Extracted information
------------------------------------

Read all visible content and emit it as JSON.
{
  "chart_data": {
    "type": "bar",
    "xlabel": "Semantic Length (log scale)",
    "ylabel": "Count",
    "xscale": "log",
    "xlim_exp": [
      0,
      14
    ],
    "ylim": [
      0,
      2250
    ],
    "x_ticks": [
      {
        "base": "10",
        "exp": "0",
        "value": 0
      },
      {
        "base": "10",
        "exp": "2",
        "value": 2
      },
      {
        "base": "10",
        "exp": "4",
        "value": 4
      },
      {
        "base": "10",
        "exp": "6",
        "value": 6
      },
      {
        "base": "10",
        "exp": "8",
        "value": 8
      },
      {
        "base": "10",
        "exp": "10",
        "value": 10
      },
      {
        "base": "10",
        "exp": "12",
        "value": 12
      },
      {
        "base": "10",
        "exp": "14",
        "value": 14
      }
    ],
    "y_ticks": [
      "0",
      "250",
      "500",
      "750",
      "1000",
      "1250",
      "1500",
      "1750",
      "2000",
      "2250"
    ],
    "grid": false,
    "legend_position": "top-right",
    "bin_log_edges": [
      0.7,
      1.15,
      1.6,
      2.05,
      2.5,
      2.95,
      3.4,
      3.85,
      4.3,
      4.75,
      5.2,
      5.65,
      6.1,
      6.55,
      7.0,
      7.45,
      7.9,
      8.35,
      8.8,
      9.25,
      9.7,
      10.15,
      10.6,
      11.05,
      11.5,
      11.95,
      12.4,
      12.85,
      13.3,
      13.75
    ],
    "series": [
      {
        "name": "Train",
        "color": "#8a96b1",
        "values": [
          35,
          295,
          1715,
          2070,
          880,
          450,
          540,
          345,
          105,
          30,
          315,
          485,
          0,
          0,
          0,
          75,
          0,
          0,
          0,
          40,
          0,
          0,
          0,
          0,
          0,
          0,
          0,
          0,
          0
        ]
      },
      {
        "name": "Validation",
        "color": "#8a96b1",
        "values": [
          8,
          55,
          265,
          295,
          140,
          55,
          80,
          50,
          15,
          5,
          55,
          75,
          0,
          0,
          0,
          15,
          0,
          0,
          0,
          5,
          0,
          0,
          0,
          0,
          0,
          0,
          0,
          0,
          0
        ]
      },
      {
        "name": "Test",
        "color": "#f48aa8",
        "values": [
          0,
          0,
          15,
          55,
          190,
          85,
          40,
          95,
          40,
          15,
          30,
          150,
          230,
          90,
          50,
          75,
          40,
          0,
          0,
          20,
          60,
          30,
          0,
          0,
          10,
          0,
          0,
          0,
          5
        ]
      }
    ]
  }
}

------------------------------------

Go through the listing above and list every line that has the word "name".

        "name": "Train",
        "name": "Validation",
        "name": "Test",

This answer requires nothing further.